▶ _Dataset rows_:
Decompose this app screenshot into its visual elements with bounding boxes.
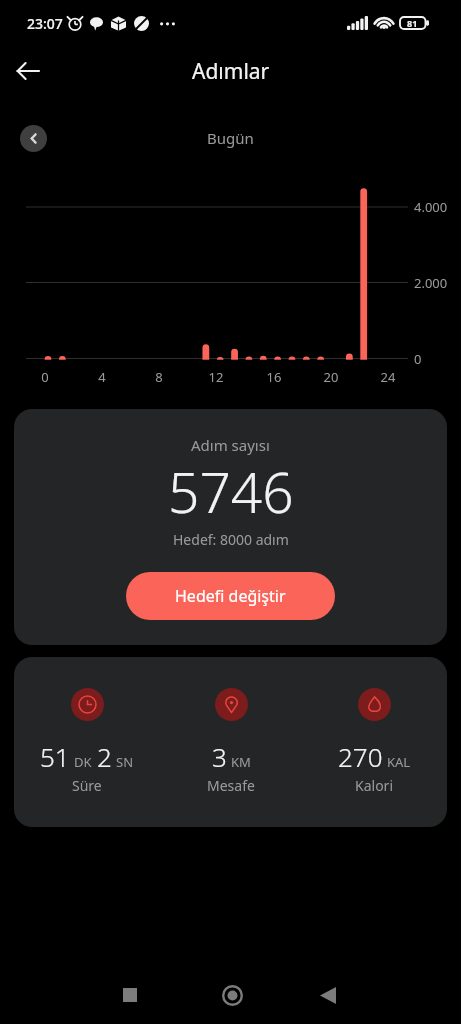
- staticText: Mesafe: [207, 776, 255, 795]
- staticText: 3: [212, 739, 227, 774]
- staticText: 5746: [168, 454, 294, 529]
- staticText: 81: [407, 17, 418, 29]
- staticText: 16: [259, 368, 289, 386]
- staticText: DK: [74, 753, 92, 771]
- button[interactable]: Previous day: [20, 125, 47, 152]
- staticText: 20: [316, 368, 346, 386]
- staticText: Kalori: [355, 776, 393, 795]
- staticText: Adımlar: [192, 57, 270, 86]
- button[interactable]: Home: [181, 971, 281, 1019]
- staticText: 8: [144, 368, 174, 386]
- button[interactable]: Recent apps: [81, 971, 181, 1019]
- staticText: Bugün: [207, 128, 254, 148]
- staticText: SN: [116, 753, 134, 771]
- staticText: Adım sayısı: [191, 435, 270, 455]
- staticText: 0: [30, 368, 60, 386]
- button[interactable]: Back: [6, 49, 50, 93]
- button[interactable]: Hedefi değiştir: [126, 572, 335, 620]
- button[interactable]: Back: [281, 971, 381, 1019]
- staticText: 12: [201, 368, 231, 386]
- staticText: 2.000: [414, 274, 448, 292]
- staticText: 24: [373, 368, 403, 386]
- staticText: KAL: [387, 753, 411, 771]
- staticText: Süre: [72, 776, 102, 795]
- staticText: 4.000: [414, 198, 448, 216]
- staticText: 4: [87, 368, 117, 386]
- staticText: KM: [231, 753, 251, 771]
- staticText: Hedef: 8000 adım: [173, 530, 289, 549]
- staticText: 23:07: [27, 14, 63, 33]
- staticText: 51: [40, 739, 70, 774]
- staticText: 270: [338, 739, 383, 774]
- staticText: Hedefi değiştir: [175, 585, 286, 607]
- staticText: 0: [414, 350, 422, 368]
- staticText: 2: [97, 739, 112, 774]
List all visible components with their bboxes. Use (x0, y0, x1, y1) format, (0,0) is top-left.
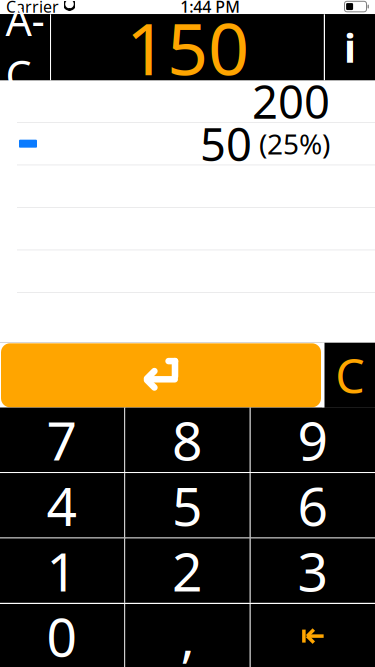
button[interactable]: 5 (125, 473, 250, 537)
button[interactable]: 9 (251, 408, 375, 472)
button[interactable]: Info (325, 14, 375, 80)
button[interactable]: C (324, 343, 375, 408)
button[interactable]: 7 (0, 408, 124, 472)
button[interactable]: 0 (0, 604, 124, 667)
staticText: 150 (126, 0, 249, 95)
staticText (59, 0, 63, 17)
button[interactable]: 2 (125, 539, 250, 603)
button[interactable]: Enter (0, 342, 322, 408)
button[interactable]: , (125, 604, 250, 667)
staticText: 200 (252, 71, 330, 131)
staticText: AC (6, 0, 44, 102)
button[interactable]: Backspace (251, 604, 375, 667)
staticText: C (335, 344, 364, 406)
button[interactable]: 1 (0, 539, 124, 603)
staticText: 5 (172, 470, 203, 541)
staticText: (25%) (252, 125, 330, 162)
staticText: 1 (47, 535, 78, 606)
staticText: 2 (172, 535, 203, 606)
staticText: Carrier (6, 0, 59, 17)
button[interactable]: 8 (125, 408, 250, 472)
button[interactable]: AC (0, 14, 50, 80)
staticText: 7 (47, 404, 78, 475)
button[interactable]: 4 (0, 473, 124, 537)
staticText: 3 (297, 535, 328, 606)
staticText: 6 (297, 470, 328, 541)
staticText: 8 (172, 404, 203, 475)
button[interactable]: 6 (251, 473, 375, 537)
staticText: 50 (200, 114, 252, 174)
button[interactable]: 3 (251, 539, 375, 603)
staticText: 1:44 PM (180, 0, 240, 17)
staticText: , (180, 601, 194, 667)
staticText: 9 (297, 404, 328, 475)
button[interactable]: 150 (51, 14, 324, 80)
staticText: 0 (47, 601, 78, 667)
staticText: i (344, 21, 356, 74)
staticText: 4 (47, 470, 78, 541)
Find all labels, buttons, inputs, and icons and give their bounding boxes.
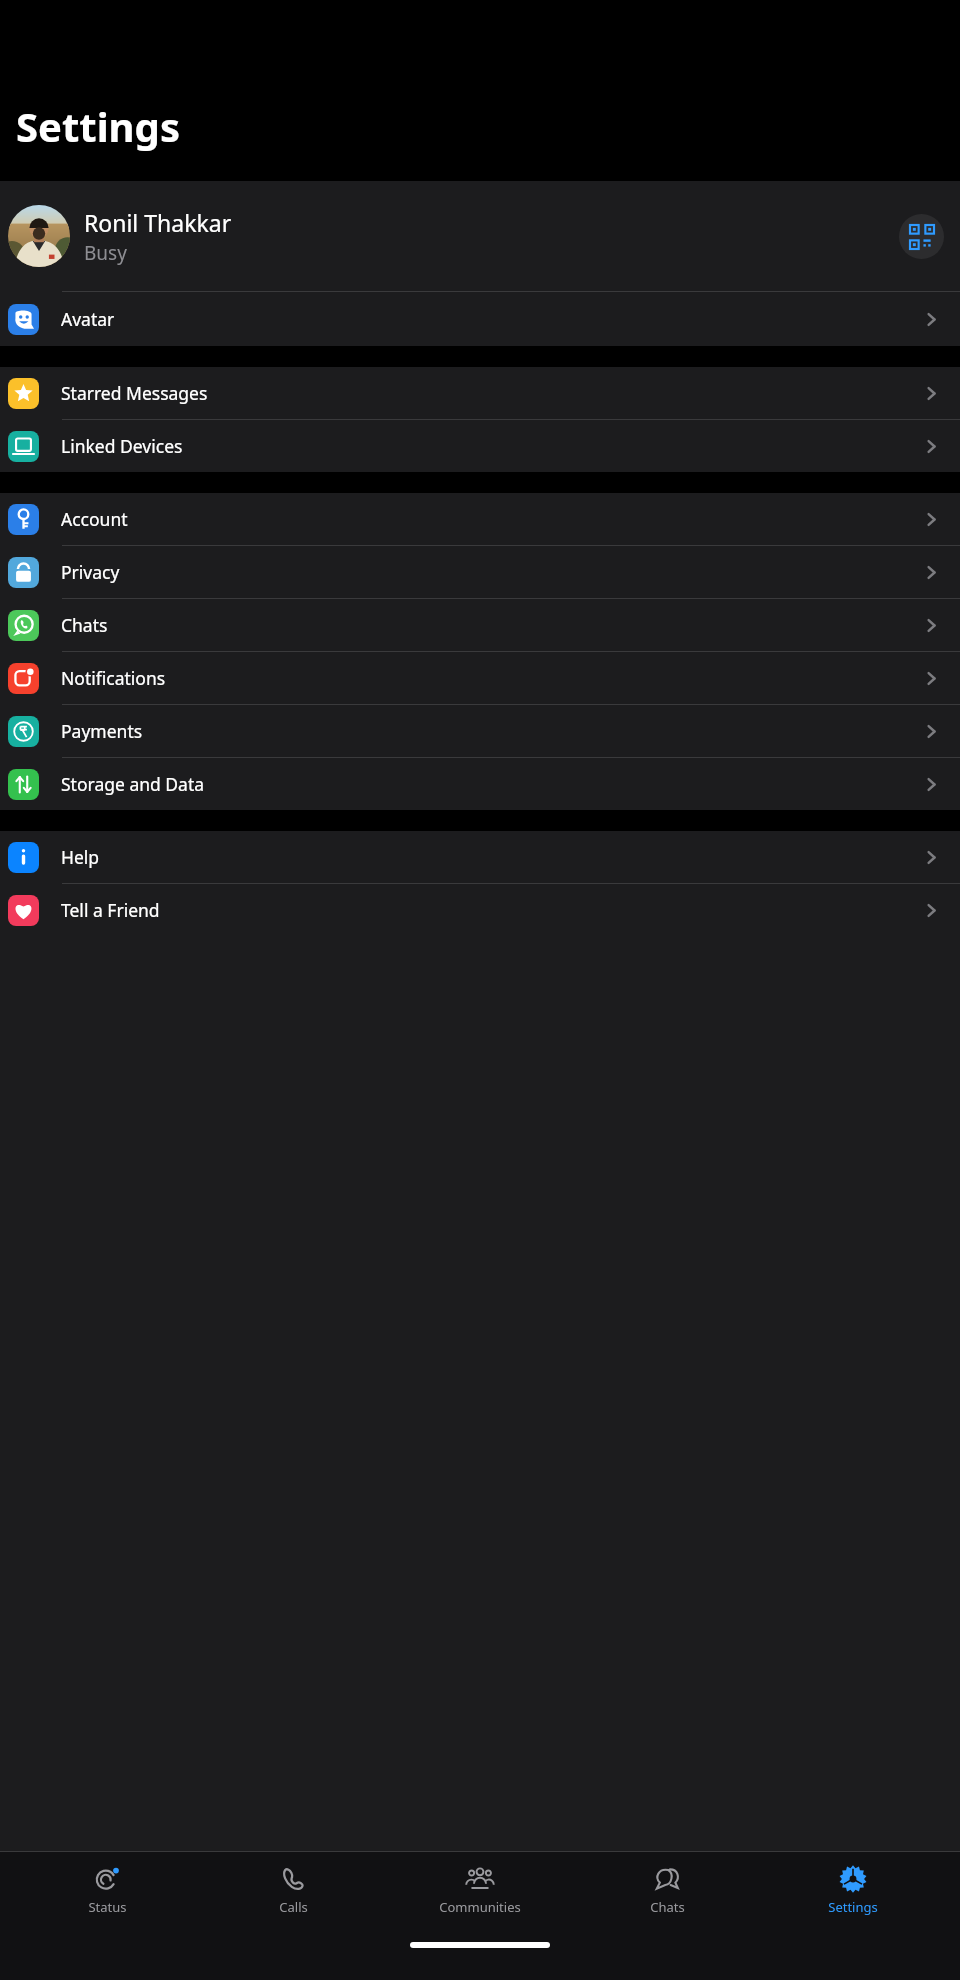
staticText: Busy	[84, 240, 127, 266]
staticText: Payments	[61, 719, 923, 743]
staticText: Settings	[828, 1898, 878, 1916]
staticText: Communities	[439, 1898, 521, 1916]
staticText: Ronil Thakkar	[84, 207, 232, 238]
button[interactable]: Settings	[773, 1860, 933, 1920]
button[interactable]: Starred Messages	[0, 367, 960, 419]
staticText: Chats	[650, 1898, 685, 1916]
button[interactable]: Storage and Data	[0, 758, 960, 810]
staticText: Tell a Friend	[61, 898, 923, 922]
staticText: Status	[88, 1898, 127, 1916]
button[interactable]: Notifications	[0, 652, 960, 704]
button[interactable]: Ronil Thakkar	[0, 181, 960, 291]
staticText: Storage and Data	[61, 772, 923, 796]
button[interactable]: Payments	[0, 705, 960, 757]
staticText: Help	[61, 845, 923, 869]
button[interactable]: Tell a Friend	[0, 884, 960, 936]
staticText: Calls	[279, 1898, 308, 1916]
staticText: Starred Messages	[61, 381, 923, 405]
button[interactable]: Chats	[587, 1860, 747, 1920]
button[interactable]: Calls	[213, 1860, 373, 1920]
button[interactable]: Help	[0, 831, 960, 883]
button[interactable]: Communities	[400, 1860, 560, 1920]
staticText: Linked Devices	[61, 434, 923, 458]
staticText: Privacy	[61, 560, 923, 584]
button[interactable]: QR code	[899, 214, 944, 259]
button[interactable]: Status	[27, 1860, 187, 1920]
button[interactable]: Account	[0, 493, 960, 545]
staticText: Notifications	[61, 666, 923, 690]
staticText: Avatar	[61, 307, 923, 331]
button[interactable]: Privacy	[0, 546, 960, 598]
staticText: Settings	[16, 99, 180, 153]
button[interactable]: Linked Devices	[0, 420, 960, 472]
staticText: Chats	[61, 613, 923, 637]
staticText: Account	[61, 507, 923, 531]
button[interactable]: Avatar	[0, 292, 960, 346]
button[interactable]: Chats	[0, 599, 960, 651]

▶ _Directive_:
Rewrite every entry above, changing each "interactable" to "clickable" and keeping everything else unchanged. Omit the pictures.

▶ _Full answer_:
Decompose this app screenshot into its visual elements with bounding boxes.
- staticText: Mesafe: [207, 776, 255, 795]
- staticText: 3: [212, 739, 227, 774]
- staticText: 5746: [168, 454, 294, 529]
- staticText: 81: [407, 17, 418, 29]
- staticText: 16: [259, 368, 289, 386]
- staticText: DK: [74, 753, 92, 771]
- button[clickable]: Previous day: [20, 125, 47, 152]
- staticText: 20: [316, 368, 346, 386]
- staticText: Kalori: [355, 776, 393, 795]
- staticText: Adımlar: [192, 57, 270, 86]
- button[clickable]: Home: [181, 971, 281, 1019]
- staticText: 8: [144, 368, 174, 386]
- button[clickable]: Recent apps: [81, 971, 181, 1019]
- staticText: Bugün: [207, 128, 254, 148]
- staticText: SN: [116, 753, 134, 771]
- staticText: Adım sayısı: [191, 435, 270, 455]
- staticText: 0: [30, 368, 60, 386]
- button[clickable]: Back: [6, 49, 50, 93]
- button[clickable]: Hedefi değiştir: [126, 572, 335, 620]
- button[clickable]: Back: [281, 971, 381, 1019]
- staticText: 12: [201, 368, 231, 386]
- staticText: 2.000: [414, 274, 448, 292]
- staticText: 24: [373, 368, 403, 386]
- staticText: KAL: [387, 753, 411, 771]
- staticText: Süre: [72, 776, 102, 795]
- staticText: 4.000: [414, 198, 448, 216]
- staticText: 4: [87, 368, 117, 386]
- staticText: KM: [231, 753, 251, 771]
- staticText: Hedef: 8000 adım: [173, 530, 289, 549]
- staticText: 23:07: [27, 14, 63, 33]
- staticText: 51: [40, 739, 70, 774]
- staticText: 270: [338, 739, 383, 774]
- staticText: Hedefi değiştir: [175, 585, 286, 607]
- staticText: 0: [414, 350, 422, 368]
- staticText: 2: [97, 739, 112, 774]
List all visible components with their bboxes. Use (x0, y0, x1, y1) format, (0,0) is top-left.
button[clickable]: 5 (125, 473, 250, 537)
button[clickable]: 9 (251, 408, 375, 472)
button[clickable]: Info (325, 14, 375, 80)
button[clickable]: C (324, 343, 375, 408)
button[clickable]: 7 (0, 408, 124, 472)
button[clickable]: 0 (0, 604, 124, 667)
staticText: 150 (126, 0, 249, 95)
staticText (59, 0, 63, 17)
button[clickable]: 2 (125, 539, 250, 603)
button[clickable]: Enter (0, 342, 322, 408)
button[clickable]: , (125, 604, 250, 667)
staticText: 200 (252, 71, 330, 131)
staticText: AC (6, 0, 44, 102)
button[clickable]: Backspace (251, 604, 375, 667)
staticText: C (335, 344, 364, 406)
button[clickable]: 1 (0, 539, 124, 603)
staticText: 5 (172, 470, 203, 541)
staticText: (25%) (252, 125, 330, 162)
staticText: 1 (47, 535, 78, 606)
staticText: 2 (172, 535, 203, 606)
staticText: Carrier (6, 0, 59, 17)
button[clickable]: 8 (125, 408, 250, 472)
button[clickable]: AC (0, 14, 50, 80)
staticText: 7 (47, 404, 78, 475)
button[clickable]: 4 (0, 473, 124, 537)
staticText: 3 (297, 535, 328, 606)
staticText: 6 (297, 470, 328, 541)
staticText: 8 (172, 404, 203, 475)
button[clickable]: 6 (251, 473, 375, 537)
staticText: 50 (200, 114, 252, 174)
button[clickable]: 3 (251, 539, 375, 603)
staticText: 1:44 PM (180, 0, 240, 17)
staticText: , (180, 601, 194, 667)
staticText: 9 (297, 404, 328, 475)
button[clickable]: 150 (51, 14, 324, 80)
staticText: 0 (47, 601, 78, 667)
staticText: i (344, 21, 356, 74)
staticText: 4 (47, 470, 78, 541)
Find all labels, buttons, inputs, and icons and give their bounding boxes.
staticText: Busy	[84, 240, 127, 266]
staticText: Payments	[61, 719, 923, 743]
staticText: Settings	[828, 1898, 878, 1916]
staticText: Communities	[439, 1898, 521, 1916]
staticText: Ronil Thakkar	[84, 207, 232, 238]
button[clickable]: Settings	[773, 1860, 933, 1920]
button[clickable]: Starred Messages	[0, 367, 960, 419]
staticText: Chats	[650, 1898, 685, 1916]
button[clickable]: Storage and Data	[0, 758, 960, 810]
staticText: Tell a Friend	[61, 898, 923, 922]
staticText: Status	[88, 1898, 127, 1916]
button[clickable]: Notifications	[0, 652, 960, 704]
button[clickable]: Ronil Thakkar	[0, 181, 960, 291]
staticText: Storage and Data	[61, 772, 923, 796]
button[clickable]: Payments	[0, 705, 960, 757]
staticText: Help	[61, 845, 923, 869]
button[clickable]: Tell a Friend	[0, 884, 960, 936]
staticText: Calls	[279, 1898, 308, 1916]
staticText: Starred Messages	[61, 381, 923, 405]
button[clickable]: Chats	[587, 1860, 747, 1920]
button[clickable]: Calls	[213, 1860, 373, 1920]
button[clickable]: Help	[0, 831, 960, 883]
button[clickable]: Communities	[400, 1860, 560, 1920]
staticText: Linked Devices	[61, 434, 923, 458]
staticText: Privacy	[61, 560, 923, 584]
button[clickable]: QR code	[899, 214, 944, 259]
button[clickable]: Status	[27, 1860, 187, 1920]
button[clickable]: Account	[0, 493, 960, 545]
staticText: Notifications	[61, 666, 923, 690]
staticText: Avatar	[61, 307, 923, 331]
button[clickable]: Privacy	[0, 546, 960, 598]
staticText: Settings	[16, 99, 180, 153]
button[clickable]: Linked Devices	[0, 420, 960, 472]
staticText: Chats	[61, 613, 923, 637]
staticText: Account	[61, 507, 923, 531]
button[clickable]: Avatar	[0, 292, 960, 346]
button[clickable]: Chats	[0, 599, 960, 651]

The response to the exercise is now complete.